Raw records:
----------
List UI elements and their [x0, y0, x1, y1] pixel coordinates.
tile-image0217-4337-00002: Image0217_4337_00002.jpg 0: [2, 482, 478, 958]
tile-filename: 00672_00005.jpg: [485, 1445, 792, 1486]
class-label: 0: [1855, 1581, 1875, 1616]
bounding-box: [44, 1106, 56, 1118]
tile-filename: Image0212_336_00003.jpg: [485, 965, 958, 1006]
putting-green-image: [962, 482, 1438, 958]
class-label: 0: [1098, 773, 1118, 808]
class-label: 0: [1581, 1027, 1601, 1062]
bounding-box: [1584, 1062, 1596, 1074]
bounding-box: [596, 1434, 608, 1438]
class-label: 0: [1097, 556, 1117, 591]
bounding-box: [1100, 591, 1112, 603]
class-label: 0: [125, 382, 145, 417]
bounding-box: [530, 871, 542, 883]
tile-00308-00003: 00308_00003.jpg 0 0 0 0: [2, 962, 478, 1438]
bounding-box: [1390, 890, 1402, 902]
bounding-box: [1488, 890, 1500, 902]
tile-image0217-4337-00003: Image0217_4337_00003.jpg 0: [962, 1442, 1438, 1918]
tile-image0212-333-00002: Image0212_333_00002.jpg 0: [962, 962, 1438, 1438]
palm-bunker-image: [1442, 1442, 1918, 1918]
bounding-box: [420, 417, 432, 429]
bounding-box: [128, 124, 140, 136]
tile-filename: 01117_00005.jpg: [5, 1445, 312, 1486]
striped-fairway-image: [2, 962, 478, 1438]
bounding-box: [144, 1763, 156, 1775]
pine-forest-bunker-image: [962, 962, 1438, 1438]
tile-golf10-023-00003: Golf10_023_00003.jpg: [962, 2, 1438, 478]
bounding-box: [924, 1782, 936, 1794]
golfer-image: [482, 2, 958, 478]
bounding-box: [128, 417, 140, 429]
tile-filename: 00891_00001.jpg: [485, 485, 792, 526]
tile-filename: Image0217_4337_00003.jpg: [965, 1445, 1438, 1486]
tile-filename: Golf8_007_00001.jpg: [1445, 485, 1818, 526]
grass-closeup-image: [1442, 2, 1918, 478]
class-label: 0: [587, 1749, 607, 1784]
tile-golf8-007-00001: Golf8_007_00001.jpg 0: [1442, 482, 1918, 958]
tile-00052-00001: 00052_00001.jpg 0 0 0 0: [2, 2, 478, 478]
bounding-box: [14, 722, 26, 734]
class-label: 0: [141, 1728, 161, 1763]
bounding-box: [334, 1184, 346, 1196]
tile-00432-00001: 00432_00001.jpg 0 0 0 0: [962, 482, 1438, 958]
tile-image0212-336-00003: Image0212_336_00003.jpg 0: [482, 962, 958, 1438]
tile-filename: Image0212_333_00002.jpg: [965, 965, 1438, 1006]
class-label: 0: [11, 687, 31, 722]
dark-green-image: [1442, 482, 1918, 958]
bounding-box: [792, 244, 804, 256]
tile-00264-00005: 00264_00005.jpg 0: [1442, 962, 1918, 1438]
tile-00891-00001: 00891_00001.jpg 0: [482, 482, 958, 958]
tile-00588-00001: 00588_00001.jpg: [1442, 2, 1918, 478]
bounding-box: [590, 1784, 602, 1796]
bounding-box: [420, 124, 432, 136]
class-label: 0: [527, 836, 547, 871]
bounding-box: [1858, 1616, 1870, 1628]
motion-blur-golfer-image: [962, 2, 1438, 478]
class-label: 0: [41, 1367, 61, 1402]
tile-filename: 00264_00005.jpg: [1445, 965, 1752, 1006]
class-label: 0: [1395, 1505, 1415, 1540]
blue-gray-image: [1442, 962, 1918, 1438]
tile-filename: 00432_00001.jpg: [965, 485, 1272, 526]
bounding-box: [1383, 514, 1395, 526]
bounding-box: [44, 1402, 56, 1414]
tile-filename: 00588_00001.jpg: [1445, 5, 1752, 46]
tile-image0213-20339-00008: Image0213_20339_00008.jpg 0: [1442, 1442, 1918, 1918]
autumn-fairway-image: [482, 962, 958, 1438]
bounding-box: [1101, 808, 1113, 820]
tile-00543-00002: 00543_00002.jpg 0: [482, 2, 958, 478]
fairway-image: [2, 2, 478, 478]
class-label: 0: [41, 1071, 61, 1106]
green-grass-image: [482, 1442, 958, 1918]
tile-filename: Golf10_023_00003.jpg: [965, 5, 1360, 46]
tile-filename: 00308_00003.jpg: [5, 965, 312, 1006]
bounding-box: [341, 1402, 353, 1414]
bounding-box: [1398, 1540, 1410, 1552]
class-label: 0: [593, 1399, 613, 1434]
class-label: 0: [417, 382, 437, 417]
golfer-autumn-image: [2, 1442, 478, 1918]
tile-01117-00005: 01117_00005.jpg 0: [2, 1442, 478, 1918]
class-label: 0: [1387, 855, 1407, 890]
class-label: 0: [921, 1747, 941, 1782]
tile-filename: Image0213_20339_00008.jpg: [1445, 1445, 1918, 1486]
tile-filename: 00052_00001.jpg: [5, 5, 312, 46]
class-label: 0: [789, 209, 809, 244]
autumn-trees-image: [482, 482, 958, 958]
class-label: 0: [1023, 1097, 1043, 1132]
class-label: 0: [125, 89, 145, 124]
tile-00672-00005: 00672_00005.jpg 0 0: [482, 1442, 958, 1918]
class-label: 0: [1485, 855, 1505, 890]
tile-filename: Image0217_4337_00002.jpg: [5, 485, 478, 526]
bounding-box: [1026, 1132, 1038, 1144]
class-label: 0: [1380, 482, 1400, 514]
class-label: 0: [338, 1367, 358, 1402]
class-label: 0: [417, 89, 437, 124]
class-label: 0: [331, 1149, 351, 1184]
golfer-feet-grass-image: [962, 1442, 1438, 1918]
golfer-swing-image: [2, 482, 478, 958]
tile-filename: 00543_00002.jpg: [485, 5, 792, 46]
----------
SET EXERCISE:
Update the data from its first line through the line containing "0: [1442, 482, 1918, 958]", replacing "bounding-box" with "box-marker" and changing nothing else.

RESPONSE TO THE EXERCISE:
List UI elements and their [x0, y0, x1, y1] pixel coordinates.
tile-image0217-4337-00002: Image0217_4337_00002.jpg 0: [2, 482, 478, 958]
tile-filename: 00672_00005.jpg: [485, 1445, 792, 1486]
class-label: 0: [1855, 1581, 1875, 1616]
box-marker: [44, 1106, 56, 1118]
tile-filename: Image0212_336_00003.jpg: [485, 965, 958, 1006]
putting-green-image: [962, 482, 1438, 958]
class-label: 0: [1098, 773, 1118, 808]
class-label: 0: [1581, 1027, 1601, 1062]
box-marker: [1584, 1062, 1596, 1074]
box-marker: [596, 1434, 608, 1438]
class-label: 0: [1097, 556, 1117, 591]
box-marker: [1100, 591, 1112, 603]
class-label: 0: [125, 382, 145, 417]
box-marker: [530, 871, 542, 883]
tile-00308-00003: 00308_00003.jpg 0 0 0 0: [2, 962, 478, 1438]
box-marker: [1390, 890, 1402, 902]
box-marker: [1488, 890, 1500, 902]
tile-image0217-4337-00003: Image0217_4337_00003.jpg 0: [962, 1442, 1438, 1918]
tile-image0212-333-00002: Image0212_333_00002.jpg 0: [962, 962, 1438, 1438]
palm-bunker-image: [1442, 1442, 1918, 1918]
box-marker: [420, 417, 432, 429]
box-marker: [128, 124, 140, 136]
tile-filename: 01117_00005.jpg: [5, 1445, 312, 1486]
striped-fairway-image: [2, 962, 478, 1438]
box-marker: [144, 1763, 156, 1775]
pine-forest-bunker-image: [962, 962, 1438, 1438]
tile-golf10-023-00003: Golf10_023_00003.jpg: [962, 2, 1438, 478]
box-marker: [924, 1782, 936, 1794]
golfer-image: [482, 2, 958, 478]
box-marker: [128, 417, 140, 429]
tile-filename: 00891_00001.jpg: [485, 485, 792, 526]
tile-filename: Image0217_4337_00003.jpg: [965, 1445, 1438, 1486]
tile-filename: Golf8_007_00001.jpg: [1445, 485, 1818, 526]
grass-closeup-image: [1442, 2, 1918, 478]
class-label: 0: [587, 1749, 607, 1784]
tile-golf8-007-00001: Golf8_007_00001.jpg 0: [1442, 482, 1918, 958]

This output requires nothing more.